## What to do:
Are you able to quote each entry exactly as written?

## Excerpted records:
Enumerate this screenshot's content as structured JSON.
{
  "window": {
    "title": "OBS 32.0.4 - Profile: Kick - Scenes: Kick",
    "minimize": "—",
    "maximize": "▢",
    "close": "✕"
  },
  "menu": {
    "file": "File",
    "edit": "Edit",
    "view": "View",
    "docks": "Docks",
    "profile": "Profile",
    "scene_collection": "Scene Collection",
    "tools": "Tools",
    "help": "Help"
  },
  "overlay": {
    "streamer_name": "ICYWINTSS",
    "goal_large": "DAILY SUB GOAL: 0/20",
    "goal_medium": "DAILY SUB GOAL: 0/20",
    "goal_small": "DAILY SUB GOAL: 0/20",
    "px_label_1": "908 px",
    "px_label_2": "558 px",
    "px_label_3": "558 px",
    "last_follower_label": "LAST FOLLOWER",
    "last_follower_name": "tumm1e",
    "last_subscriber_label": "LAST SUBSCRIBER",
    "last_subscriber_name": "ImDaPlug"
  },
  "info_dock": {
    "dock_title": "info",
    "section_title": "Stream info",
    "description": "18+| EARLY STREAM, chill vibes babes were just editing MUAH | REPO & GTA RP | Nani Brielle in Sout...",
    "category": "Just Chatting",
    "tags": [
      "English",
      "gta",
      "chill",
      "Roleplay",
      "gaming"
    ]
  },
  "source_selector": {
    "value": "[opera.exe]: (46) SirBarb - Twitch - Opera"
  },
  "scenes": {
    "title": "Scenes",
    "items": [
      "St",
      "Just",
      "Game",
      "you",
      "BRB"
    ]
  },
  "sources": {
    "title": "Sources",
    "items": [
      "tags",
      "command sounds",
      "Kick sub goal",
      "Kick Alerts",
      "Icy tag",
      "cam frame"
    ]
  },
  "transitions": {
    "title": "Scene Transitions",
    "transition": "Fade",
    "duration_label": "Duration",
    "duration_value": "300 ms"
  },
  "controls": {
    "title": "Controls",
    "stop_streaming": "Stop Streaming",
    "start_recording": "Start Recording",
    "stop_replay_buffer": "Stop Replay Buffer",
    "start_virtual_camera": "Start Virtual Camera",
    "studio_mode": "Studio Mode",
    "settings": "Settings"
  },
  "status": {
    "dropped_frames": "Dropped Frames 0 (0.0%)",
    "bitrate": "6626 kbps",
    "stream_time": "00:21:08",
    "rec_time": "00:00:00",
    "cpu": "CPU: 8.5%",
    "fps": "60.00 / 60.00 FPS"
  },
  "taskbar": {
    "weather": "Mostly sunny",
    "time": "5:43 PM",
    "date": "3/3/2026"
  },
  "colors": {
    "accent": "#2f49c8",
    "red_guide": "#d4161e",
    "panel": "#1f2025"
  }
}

## Answer for the task:
Enumerate this screenshot's content as structured JSON.
{
  "window": {
    "title": "OBS 32.0.4 - Profile: Kick - Scenes: Kick",
    "minimize": "—",
    "maximize": "▢",
    "close": "✕"
  },
  "menu": {
    "file": "File",
    "edit": "Edit",
    "view": "View",
    "docks": "Docks",
    "profile": "Profile",
    "scene_collection": "Scene Collection",
    "tools": "Tools",
    "help": "Help"
  },
  "overlay": {
    "streamer_name": "ICYWINTSS",
    "goal_large": "DAILY SUB GOAL: 0/20",
    "goal_medium": "DAILY SUB GOAL: 0/20",
    "goal_small": "DAILY SUB GOAL: 0/20",
    "px_label_1": "908 px",
    "px_label_2": "558 px",
    "px_label_3": "558 px",
    "last_follower_label": "LAST FOLLOWER",
    "last_follower_name": "tumm1e",
    "last_subscriber_label": "LAST SUBSCRIBER",
    "last_subscriber_name": "ImDaPlug"
  },
  "info_dock": {
    "dock_title": "info",
    "section_title": "Stream info",
    "description": "18+| EARLY STREAM, chill vibes babes were just editing MUAH | REPO & GTA RP | Nani Brielle in Sout...",
    "category": "Just Chatting",
    "tags": [
      "English",
      "gta",
      "chill",
      "Roleplay",
      "gaming"
    ]
  },
  "source_selector": {
    "value": "[opera.exe]: (46) SirBarb - Twitch - Opera"
  },
  "scenes": {
    "title": "Scenes",
    "items": [
      "St",
      "Just",
      "Game",
      "you",
      "BRB"
    ]
  },
  "sources": {
    "title": "Sources",
    "items": [
      "tags",
      "command sounds",
      "Kick sub goal",
      "Kick Alerts",
      "Icy tag",
      "cam frame"
    ]
  },
  "transitions": {
    "title": "Scene Transitions",
    "transition": "Fade",
    "duration_label": "Duration",
    "duration_value": "300 ms"
  },
  "controls": {
    "title": "Controls",
    "stop_streaming": "Stop Streaming",
    "start_recording": "Start Recording",
    "stop_replay_buffer": "Stop Replay Buffer",
    "start_virtual_camera": "Start Virtual Camera",
    "studio_mode": "Studio Mode",
    "settings": "Settings"
  },
  "status": {
    "dropped_frames": "Dropped Frames 0 (0.0%)",
    "bitrate": "6626 kbps",
    "stream_time": "00:21:08",
    "rec_time": "00:00:00",
    "cpu": "CPU: 8.5%",
    "fps": "60.00 / 60.00 FPS"
  },
  "taskbar": {
    "weather": "Mostly sunny",
    "time": "5:43 PM",
    "date": "3/3/2026"
  },
  "colors": {
    "accent": "#2f49c8",
    "red_guide": "#d4161e",
    "panel": "#1f2025"
  }
}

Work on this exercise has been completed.